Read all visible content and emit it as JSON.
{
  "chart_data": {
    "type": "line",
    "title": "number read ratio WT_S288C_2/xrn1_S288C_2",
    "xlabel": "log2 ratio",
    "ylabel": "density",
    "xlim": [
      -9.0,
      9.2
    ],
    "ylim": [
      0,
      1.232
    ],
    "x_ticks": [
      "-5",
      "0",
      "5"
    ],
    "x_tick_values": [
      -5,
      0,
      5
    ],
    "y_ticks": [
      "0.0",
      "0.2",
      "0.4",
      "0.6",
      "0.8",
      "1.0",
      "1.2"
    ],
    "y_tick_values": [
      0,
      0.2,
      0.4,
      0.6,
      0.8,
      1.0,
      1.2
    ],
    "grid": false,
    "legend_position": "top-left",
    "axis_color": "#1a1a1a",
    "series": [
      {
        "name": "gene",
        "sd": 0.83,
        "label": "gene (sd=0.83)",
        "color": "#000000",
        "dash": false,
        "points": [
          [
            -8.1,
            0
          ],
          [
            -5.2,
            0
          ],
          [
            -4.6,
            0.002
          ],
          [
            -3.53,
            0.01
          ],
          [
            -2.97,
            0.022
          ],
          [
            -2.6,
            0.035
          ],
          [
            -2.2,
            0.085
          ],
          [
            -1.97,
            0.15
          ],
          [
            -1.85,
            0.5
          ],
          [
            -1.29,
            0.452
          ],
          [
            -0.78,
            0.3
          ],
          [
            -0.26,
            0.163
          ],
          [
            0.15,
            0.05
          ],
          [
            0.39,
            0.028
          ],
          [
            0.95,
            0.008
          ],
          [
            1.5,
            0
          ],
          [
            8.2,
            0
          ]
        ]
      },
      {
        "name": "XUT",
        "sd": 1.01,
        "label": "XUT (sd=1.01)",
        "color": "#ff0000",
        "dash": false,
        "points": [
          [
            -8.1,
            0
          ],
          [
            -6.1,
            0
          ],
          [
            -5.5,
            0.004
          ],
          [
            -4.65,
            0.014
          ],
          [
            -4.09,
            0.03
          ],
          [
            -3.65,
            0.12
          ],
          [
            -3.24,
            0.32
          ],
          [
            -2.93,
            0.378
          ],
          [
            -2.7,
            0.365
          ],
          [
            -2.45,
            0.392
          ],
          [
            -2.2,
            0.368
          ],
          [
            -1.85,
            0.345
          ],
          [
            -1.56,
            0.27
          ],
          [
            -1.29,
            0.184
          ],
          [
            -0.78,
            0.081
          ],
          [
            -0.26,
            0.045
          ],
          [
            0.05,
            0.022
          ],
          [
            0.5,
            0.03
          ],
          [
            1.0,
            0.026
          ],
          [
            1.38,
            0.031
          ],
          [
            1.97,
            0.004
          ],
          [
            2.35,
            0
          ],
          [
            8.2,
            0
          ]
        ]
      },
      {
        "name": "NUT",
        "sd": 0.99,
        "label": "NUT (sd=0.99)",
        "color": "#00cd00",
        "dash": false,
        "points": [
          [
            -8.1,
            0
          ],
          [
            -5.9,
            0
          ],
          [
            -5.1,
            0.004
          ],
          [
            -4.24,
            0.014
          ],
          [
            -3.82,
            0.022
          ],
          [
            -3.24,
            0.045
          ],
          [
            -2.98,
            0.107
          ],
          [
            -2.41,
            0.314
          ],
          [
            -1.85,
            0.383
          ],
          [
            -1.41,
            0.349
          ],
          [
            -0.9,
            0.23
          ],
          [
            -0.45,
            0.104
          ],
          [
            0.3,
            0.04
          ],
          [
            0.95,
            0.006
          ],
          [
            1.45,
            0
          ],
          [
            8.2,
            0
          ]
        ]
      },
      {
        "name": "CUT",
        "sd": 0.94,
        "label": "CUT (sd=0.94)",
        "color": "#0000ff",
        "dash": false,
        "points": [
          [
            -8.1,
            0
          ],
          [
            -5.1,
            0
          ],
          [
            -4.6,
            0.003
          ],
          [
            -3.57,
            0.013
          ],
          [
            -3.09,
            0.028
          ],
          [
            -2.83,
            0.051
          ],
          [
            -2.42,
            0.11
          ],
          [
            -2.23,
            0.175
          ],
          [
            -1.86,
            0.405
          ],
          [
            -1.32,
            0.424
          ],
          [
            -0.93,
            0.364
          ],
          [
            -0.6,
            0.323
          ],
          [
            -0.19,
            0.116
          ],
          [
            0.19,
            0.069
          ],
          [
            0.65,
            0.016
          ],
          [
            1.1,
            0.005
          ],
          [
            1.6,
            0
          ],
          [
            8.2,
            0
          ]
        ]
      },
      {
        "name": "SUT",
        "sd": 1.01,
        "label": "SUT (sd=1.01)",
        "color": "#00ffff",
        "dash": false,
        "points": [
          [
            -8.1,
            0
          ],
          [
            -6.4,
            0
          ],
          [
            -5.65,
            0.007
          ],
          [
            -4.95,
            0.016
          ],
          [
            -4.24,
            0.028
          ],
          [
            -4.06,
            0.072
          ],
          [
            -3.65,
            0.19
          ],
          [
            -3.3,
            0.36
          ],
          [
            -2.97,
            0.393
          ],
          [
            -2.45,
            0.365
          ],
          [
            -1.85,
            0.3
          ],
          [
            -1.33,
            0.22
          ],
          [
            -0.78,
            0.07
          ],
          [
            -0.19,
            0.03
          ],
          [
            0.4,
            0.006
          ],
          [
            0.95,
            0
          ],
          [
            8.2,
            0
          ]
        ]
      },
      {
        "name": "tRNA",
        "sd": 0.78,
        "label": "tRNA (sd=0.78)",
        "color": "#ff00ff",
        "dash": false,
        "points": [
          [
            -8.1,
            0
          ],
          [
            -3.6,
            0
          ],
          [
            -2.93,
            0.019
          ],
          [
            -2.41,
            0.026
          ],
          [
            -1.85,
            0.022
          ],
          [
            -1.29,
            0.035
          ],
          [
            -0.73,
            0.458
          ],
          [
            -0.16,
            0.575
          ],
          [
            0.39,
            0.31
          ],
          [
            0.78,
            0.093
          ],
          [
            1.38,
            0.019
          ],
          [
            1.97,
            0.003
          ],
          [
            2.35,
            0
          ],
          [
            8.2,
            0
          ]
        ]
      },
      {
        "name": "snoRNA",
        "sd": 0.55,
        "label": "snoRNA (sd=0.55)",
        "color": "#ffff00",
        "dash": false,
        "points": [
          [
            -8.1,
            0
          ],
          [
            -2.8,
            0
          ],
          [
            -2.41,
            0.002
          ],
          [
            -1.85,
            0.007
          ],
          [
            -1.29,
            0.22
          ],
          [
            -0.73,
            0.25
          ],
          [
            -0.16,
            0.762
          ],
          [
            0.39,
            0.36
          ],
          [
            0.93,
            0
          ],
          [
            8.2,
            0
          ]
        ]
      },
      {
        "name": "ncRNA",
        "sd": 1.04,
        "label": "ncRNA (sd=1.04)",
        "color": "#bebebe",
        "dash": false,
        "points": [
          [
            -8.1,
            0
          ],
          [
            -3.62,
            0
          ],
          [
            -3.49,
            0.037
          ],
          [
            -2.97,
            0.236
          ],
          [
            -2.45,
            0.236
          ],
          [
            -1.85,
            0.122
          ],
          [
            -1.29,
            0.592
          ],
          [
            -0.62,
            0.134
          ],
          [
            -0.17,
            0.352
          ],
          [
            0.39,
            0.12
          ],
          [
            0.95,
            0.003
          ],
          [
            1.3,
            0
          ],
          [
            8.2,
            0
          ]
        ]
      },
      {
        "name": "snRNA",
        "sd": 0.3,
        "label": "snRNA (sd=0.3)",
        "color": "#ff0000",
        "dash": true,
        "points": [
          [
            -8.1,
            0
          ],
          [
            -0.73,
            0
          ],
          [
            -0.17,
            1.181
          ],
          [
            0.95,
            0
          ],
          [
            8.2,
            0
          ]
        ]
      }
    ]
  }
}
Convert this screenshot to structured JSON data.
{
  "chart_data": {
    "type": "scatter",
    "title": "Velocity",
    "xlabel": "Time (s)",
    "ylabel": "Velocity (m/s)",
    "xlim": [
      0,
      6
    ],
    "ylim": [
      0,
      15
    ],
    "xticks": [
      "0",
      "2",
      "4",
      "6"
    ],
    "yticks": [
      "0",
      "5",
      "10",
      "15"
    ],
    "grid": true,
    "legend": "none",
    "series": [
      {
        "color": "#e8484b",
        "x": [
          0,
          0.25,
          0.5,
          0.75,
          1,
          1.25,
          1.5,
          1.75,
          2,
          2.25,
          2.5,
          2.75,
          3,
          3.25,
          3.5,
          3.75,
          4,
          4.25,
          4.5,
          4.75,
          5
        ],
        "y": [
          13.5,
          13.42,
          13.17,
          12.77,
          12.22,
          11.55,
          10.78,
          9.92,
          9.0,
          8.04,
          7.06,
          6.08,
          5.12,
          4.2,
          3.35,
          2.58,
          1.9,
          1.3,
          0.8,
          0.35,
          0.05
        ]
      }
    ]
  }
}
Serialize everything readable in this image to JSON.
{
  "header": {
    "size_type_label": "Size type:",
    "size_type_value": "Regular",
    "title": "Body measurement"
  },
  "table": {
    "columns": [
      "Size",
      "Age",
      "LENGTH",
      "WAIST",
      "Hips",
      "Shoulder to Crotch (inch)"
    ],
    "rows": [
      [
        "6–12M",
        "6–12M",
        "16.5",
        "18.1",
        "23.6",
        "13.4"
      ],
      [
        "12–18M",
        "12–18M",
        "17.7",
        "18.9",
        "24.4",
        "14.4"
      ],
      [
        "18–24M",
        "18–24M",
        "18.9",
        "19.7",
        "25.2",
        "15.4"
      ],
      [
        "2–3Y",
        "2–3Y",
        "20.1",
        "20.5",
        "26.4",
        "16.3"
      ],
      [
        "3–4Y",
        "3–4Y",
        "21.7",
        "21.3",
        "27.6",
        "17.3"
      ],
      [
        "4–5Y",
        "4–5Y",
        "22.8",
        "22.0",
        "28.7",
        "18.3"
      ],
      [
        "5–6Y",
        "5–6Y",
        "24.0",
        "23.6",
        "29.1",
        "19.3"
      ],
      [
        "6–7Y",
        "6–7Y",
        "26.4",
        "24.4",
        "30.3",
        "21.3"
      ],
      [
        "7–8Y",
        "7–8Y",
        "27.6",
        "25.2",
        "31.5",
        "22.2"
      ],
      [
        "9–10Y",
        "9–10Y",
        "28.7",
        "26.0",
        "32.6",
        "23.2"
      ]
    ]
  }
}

> [WHAT THIS TASK INVOLVES]:
Show each line of the listing that holds the string "name".

> [TASK RESPONSE]:
        "name": "gene",
        "name": "XUT",
        "name": "NUT",
        "name": "CUT",
        "name": "SUT",
        "name": "tRNA",
        "name": "snoRNA",
        "name": "ncRNA",
        "name": "snRNA",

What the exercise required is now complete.